EXERCISE INSTRUCTIONS = Check each line of the material below for the string "frac", then report how many lines have it, and nothing else.

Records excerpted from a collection
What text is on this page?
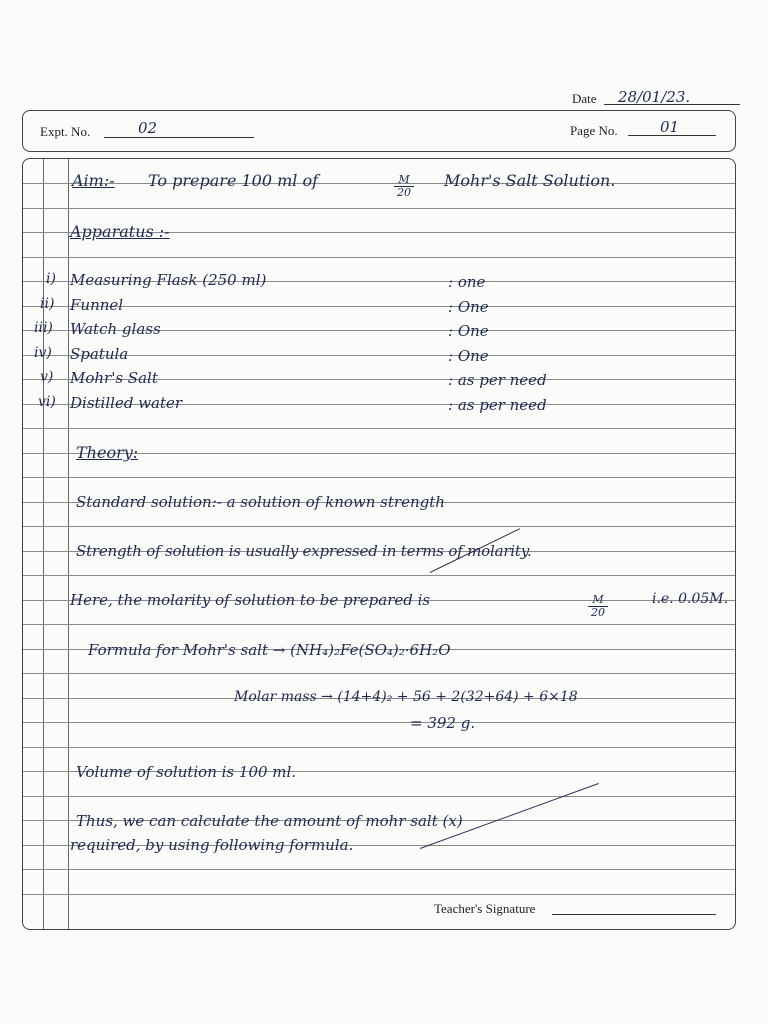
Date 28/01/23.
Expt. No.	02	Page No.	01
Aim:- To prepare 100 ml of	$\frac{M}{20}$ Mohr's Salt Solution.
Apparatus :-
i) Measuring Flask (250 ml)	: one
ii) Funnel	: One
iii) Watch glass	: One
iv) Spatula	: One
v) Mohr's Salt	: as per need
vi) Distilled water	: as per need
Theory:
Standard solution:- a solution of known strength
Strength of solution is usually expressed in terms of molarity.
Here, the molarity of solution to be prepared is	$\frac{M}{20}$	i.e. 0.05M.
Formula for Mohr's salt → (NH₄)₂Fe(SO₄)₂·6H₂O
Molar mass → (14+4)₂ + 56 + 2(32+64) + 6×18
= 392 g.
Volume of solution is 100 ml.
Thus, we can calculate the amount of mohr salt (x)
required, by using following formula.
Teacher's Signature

RESULT = 2